[RECORD EXCERPTS]
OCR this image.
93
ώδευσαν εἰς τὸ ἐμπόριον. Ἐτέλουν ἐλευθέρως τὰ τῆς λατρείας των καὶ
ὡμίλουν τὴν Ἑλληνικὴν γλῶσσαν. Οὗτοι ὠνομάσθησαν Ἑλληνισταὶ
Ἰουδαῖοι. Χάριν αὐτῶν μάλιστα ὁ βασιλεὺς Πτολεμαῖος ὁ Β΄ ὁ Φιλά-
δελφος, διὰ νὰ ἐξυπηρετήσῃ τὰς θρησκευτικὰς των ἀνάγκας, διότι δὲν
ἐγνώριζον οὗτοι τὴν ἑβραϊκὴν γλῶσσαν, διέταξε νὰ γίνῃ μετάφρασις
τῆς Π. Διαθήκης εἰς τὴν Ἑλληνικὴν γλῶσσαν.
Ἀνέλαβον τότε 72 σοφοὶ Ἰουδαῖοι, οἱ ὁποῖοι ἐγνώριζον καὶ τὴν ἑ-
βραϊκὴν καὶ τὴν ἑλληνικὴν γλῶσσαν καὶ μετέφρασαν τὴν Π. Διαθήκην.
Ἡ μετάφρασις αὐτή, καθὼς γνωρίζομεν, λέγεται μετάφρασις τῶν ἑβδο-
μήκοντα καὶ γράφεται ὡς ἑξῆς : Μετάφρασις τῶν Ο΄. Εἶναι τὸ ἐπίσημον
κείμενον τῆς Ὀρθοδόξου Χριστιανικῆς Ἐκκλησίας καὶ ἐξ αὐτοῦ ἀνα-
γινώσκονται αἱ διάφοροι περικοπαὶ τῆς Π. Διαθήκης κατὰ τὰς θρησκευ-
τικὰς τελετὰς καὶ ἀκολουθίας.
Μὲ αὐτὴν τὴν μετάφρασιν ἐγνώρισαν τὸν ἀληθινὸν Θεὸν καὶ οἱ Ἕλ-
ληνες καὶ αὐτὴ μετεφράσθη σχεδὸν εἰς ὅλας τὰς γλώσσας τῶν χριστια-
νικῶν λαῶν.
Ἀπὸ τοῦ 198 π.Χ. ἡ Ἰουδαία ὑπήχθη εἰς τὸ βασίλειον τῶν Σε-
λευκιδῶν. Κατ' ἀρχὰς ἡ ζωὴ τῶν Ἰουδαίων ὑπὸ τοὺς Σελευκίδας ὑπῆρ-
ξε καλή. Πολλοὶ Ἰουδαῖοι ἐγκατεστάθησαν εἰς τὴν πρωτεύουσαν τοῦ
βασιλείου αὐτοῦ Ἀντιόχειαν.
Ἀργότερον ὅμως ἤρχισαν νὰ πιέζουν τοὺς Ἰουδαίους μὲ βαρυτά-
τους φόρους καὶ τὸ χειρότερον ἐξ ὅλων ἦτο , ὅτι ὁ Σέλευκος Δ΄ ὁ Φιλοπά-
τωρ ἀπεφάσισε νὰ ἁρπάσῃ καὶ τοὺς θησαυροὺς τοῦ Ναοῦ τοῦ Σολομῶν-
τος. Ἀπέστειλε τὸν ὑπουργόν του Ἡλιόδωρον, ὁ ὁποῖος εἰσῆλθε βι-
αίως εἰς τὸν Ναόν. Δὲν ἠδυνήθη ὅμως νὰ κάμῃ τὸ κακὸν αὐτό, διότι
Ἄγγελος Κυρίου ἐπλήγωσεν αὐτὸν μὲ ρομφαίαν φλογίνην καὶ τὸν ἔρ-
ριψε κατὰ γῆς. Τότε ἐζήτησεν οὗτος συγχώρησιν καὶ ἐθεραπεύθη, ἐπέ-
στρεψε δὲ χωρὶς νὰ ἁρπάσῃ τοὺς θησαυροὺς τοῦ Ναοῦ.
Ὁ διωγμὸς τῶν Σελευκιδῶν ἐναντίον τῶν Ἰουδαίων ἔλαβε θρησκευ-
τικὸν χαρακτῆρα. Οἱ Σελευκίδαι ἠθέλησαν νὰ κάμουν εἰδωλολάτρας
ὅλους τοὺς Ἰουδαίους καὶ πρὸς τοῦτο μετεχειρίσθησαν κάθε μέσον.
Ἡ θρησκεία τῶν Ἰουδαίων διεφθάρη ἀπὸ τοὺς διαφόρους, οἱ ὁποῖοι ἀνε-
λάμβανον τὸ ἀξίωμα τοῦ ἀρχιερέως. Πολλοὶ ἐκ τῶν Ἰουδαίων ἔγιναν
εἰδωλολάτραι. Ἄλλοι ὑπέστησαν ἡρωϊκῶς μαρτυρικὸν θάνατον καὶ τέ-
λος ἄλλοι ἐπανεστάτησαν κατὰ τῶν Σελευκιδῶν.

[WHAT THE TASK ASKS] Go through the listing above and restate it word for word.

[EXERCISE OUTPUT]
OCR this image.
93
ώδευσαν εἰς τὸ ἐμπόριον. Ἐτέλουν ἐλευθέρως τὰ τῆς λατρείας των καὶ
ὡμίλουν τὴν Ἑλληνικὴν γλῶσσαν. Οὗτοι ὠνομάσθησαν Ἑλληνισταὶ
Ἰουδαῖοι. Χάριν αὐτῶν μάλιστα ὁ βασιλεὺς Πτολεμαῖος ὁ Β΄ ὁ Φιλά-
δελφος, διὰ νὰ ἐξυπηρετήσῃ τὰς θρησκευτικὰς των ἀνάγκας, διότι δὲν
ἐγνώριζον οὗτοι τὴν ἑβραϊκὴν γλῶσσαν, διέταξε νὰ γίνῃ μετάφρασις
τῆς Π. Διαθήκης εἰς τὴν Ἑλληνικὴν γλῶσσαν.
Ἀνέλαβον τότε 72 σοφοὶ Ἰουδαῖοι, οἱ ὁποῖοι ἐγνώριζον καὶ τὴν ἑ-
βραϊκὴν καὶ τὴν ἑλληνικὴν γλῶσσαν καὶ μετέφρασαν τὴν Π. Διαθήκην.
Ἡ μετάφρασις αὐτή, καθὼς γνωρίζομεν, λέγεται μετάφρασις τῶν ἑβδο-
μήκοντα καὶ γράφεται ὡς ἑξῆς : Μετάφρασις τῶν Ο΄. Εἶναι τὸ ἐπίσημον
κείμενον τῆς Ὀρθοδόξου Χριστιανικῆς Ἐκκλησίας καὶ ἐξ αὐτοῦ ἀνα-
γινώσκονται αἱ διάφοροι περικοπαὶ τῆς Π. Διαθήκης κατὰ τὰς θρησκευ-
τικὰς τελετὰς καὶ ἀκολουθίας.
Μὲ αὐτὴν τὴν μετάφρασιν ἐγνώρισαν τὸν ἀληθινὸν Θεὸν καὶ οἱ Ἕλ-
ληνες καὶ αὐτὴ μετεφράσθη σχεδὸν εἰς ὅλας τὰς γλώσσας τῶν χριστια-
νικῶν λαῶν.
Ἀπὸ τοῦ 198 π.Χ. ἡ Ἰουδαία ὑπήχθη εἰς τὸ βασίλειον τῶν Σε-
λευκιδῶν. Κατ' ἀρχὰς ἡ ζωὴ τῶν Ἰουδαίων ὑπὸ τοὺς Σελευκίδας ὑπῆρ-
ξε καλή. Πολλοὶ Ἰουδαῖοι ἐγκατεστάθησαν εἰς τὴν πρωτεύουσαν τοῦ
βασιλείου αὐτοῦ Ἀντιόχειαν.
Ἀργότερον ὅμως ἤρχισαν νὰ πιέζουν τοὺς Ἰουδαίους μὲ βαρυτά-
τους φόρους καὶ τὸ χειρότερον ἐξ ὅλων ἦτο , ὅτι ὁ Σέλευκος Δ΄ ὁ Φιλοπά-
τωρ ἀπεφάσισε νὰ ἁρπάσῃ καὶ τοὺς θησαυροὺς τοῦ Ναοῦ τοῦ Σολομῶν-
τος. Ἀπέστειλε τὸν ὑπουργόν του Ἡλιόδωρον, ὁ ὁποῖος εἰσῆλθε βι-
αίως εἰς τὸν Ναόν. Δὲν ἠδυνήθη ὅμως νὰ κάμῃ τὸ κακὸν αὐτό, διότι
Ἄγγελος Κυρίου ἐπλήγωσεν αὐτὸν μὲ ρομφαίαν φλογίνην καὶ τὸν ἔρ-
ριψε κατὰ γῆς. Τότε ἐζήτησεν οὗτος συγχώρησιν καὶ ἐθεραπεύθη, ἐπέ-
στρεψε δὲ χωρὶς νὰ ἁρπάσῃ τοὺς θησαυροὺς τοῦ Ναοῦ.
Ὁ διωγμὸς τῶν Σελευκιδῶν ἐναντίον τῶν Ἰουδαίων ἔλαβε θρησκευ-
τικὸν χαρακτῆρα. Οἱ Σελευκίδαι ἠθέλησαν νὰ κάμουν εἰδωλολάτρας
ὅλους τοὺς Ἰουδαίους καὶ πρὸς τοῦτο μετεχειρίσθησαν κάθε μέσον.
Ἡ θρησκεία τῶν Ἰουδαίων διεφθάρη ἀπὸ τοὺς διαφόρους, οἱ ὁποῖοι ἀνε-
λάμβανον τὸ ἀξίωμα τοῦ ἀρχιερέως. Πολλοὶ ἐκ τῶν Ἰουδαίων ἔγιναν
εἰδωλολάτραι. Ἄλλοι ὑπέστησαν ἡρωϊκῶς μαρτυρικὸν θάνατον καὶ τέ-
λος ἄλλοι ἐπανεστάτησαν κατὰ τῶν Σελευκιδῶν.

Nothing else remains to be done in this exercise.